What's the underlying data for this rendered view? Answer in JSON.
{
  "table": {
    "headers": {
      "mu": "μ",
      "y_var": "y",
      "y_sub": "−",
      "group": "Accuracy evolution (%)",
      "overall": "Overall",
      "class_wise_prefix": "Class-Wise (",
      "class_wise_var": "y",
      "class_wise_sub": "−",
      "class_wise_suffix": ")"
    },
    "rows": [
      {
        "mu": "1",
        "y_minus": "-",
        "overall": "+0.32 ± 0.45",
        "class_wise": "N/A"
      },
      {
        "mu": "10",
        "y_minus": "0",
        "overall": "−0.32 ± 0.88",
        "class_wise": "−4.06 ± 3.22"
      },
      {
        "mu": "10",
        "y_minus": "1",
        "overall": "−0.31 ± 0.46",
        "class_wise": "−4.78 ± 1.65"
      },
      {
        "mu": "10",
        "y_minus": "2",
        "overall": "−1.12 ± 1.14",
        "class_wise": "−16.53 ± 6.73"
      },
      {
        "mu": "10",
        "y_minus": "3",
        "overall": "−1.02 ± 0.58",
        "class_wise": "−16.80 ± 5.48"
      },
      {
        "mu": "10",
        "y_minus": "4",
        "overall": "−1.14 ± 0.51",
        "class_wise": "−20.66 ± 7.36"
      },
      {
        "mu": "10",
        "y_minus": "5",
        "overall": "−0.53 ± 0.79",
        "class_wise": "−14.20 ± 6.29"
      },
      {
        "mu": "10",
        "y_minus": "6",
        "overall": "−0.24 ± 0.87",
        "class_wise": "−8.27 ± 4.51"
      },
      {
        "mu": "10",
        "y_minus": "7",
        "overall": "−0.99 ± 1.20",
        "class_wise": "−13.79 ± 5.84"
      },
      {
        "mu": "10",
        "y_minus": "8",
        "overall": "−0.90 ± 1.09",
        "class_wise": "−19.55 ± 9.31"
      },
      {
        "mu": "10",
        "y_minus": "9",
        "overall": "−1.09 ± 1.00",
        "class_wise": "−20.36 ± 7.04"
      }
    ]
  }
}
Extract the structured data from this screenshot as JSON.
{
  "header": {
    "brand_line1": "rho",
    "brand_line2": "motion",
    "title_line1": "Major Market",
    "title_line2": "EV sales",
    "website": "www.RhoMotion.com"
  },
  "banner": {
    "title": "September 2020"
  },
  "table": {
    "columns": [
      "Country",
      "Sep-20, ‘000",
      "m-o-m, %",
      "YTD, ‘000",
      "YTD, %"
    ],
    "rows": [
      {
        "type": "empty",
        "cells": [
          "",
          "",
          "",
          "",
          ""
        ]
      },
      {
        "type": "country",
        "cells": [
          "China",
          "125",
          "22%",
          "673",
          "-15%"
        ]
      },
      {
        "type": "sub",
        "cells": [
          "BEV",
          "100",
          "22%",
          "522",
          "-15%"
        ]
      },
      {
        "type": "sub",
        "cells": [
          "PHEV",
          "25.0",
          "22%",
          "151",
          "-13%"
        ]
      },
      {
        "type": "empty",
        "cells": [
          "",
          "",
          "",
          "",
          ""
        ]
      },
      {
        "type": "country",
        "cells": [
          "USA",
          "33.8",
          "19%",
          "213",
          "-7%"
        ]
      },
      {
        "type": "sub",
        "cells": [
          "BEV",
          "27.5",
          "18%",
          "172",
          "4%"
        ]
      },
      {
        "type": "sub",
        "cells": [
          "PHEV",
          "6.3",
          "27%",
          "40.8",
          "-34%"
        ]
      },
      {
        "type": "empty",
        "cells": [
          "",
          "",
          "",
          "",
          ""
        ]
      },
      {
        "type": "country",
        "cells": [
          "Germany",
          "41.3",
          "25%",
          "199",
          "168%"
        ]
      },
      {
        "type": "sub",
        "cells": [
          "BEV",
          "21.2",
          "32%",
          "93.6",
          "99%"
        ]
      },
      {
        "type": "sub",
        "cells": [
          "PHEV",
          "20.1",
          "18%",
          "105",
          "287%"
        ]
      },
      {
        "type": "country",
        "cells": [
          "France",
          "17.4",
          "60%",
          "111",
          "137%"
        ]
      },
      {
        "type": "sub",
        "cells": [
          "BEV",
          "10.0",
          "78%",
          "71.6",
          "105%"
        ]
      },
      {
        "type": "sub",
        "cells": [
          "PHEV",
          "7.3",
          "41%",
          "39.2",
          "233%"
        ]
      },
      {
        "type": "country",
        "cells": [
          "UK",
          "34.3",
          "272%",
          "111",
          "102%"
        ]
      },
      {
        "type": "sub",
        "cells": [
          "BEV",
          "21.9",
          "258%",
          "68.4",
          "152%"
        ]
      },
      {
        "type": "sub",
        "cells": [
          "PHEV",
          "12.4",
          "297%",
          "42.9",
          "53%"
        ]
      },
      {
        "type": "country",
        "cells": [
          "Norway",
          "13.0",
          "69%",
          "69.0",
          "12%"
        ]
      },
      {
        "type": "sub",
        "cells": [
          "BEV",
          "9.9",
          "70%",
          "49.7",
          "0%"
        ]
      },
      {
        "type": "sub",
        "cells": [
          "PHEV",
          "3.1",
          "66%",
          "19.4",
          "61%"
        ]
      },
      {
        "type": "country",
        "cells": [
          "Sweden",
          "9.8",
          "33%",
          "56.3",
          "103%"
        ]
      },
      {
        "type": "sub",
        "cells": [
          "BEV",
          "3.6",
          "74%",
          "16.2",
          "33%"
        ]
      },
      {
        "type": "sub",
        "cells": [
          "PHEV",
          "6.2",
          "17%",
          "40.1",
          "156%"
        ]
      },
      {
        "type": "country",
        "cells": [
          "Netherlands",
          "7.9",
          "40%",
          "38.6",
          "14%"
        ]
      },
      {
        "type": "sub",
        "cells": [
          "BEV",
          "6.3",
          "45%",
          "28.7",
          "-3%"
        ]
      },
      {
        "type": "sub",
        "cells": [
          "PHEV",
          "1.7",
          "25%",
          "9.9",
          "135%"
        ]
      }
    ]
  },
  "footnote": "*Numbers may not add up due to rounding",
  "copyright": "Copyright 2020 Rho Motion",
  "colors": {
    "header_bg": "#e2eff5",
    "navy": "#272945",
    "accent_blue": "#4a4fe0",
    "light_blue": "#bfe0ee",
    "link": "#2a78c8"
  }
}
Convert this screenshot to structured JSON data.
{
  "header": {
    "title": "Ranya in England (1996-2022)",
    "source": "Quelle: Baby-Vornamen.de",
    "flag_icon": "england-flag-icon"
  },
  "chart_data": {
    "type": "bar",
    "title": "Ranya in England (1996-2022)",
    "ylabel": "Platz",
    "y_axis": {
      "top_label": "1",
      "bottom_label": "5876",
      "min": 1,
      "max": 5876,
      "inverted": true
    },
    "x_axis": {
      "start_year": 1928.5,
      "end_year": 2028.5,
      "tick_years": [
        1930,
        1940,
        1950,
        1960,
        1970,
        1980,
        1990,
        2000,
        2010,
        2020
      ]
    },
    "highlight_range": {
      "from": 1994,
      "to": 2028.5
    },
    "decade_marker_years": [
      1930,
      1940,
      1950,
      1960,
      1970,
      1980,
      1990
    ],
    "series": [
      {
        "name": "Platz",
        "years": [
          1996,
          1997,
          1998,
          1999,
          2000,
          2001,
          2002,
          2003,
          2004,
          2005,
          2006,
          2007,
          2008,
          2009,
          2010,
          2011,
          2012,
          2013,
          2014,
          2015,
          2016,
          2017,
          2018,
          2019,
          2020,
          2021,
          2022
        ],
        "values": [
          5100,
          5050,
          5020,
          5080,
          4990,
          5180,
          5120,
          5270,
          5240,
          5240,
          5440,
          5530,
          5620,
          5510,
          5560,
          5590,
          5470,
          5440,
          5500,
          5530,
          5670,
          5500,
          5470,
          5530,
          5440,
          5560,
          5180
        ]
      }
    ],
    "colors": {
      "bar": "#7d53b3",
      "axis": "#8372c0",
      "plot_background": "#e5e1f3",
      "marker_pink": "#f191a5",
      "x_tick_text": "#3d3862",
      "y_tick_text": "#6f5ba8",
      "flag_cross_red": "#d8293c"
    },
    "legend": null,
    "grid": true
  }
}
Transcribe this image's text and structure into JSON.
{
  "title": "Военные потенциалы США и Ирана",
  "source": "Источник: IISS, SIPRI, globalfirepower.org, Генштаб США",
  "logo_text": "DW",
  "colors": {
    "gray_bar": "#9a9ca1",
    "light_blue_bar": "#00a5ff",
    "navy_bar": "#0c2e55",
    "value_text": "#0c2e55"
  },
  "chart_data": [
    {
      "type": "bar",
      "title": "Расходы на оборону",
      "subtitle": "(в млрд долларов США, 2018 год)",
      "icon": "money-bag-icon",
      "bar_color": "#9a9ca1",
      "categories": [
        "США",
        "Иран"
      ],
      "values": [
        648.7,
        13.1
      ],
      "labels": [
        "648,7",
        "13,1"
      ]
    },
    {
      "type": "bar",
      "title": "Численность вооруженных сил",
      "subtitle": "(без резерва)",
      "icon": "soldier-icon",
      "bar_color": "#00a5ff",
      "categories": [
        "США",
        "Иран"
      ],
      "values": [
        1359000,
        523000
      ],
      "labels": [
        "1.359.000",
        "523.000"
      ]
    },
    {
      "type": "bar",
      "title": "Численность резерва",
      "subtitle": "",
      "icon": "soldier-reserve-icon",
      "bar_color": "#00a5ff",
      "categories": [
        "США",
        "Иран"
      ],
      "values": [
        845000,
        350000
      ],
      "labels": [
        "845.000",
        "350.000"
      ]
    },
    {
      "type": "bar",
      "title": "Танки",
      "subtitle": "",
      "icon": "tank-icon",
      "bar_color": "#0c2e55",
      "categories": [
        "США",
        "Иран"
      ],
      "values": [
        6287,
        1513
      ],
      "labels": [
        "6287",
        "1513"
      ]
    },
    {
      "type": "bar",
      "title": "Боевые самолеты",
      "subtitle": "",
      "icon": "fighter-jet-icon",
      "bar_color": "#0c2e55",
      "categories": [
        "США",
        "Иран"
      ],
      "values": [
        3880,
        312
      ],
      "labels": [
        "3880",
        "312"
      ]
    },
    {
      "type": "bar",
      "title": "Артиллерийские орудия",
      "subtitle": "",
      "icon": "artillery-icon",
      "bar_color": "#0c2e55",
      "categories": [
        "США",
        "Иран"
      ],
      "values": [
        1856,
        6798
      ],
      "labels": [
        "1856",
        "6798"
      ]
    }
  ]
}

PROBLEM:
Out of the material above, gather each line where "source" appears.

CORRECT OUTPUT:
    "source": "Quelle: Baby-Vornamen.de",
  "source": "Источник: IISS, SIPRI, globalfirepower.org, Генштаб США",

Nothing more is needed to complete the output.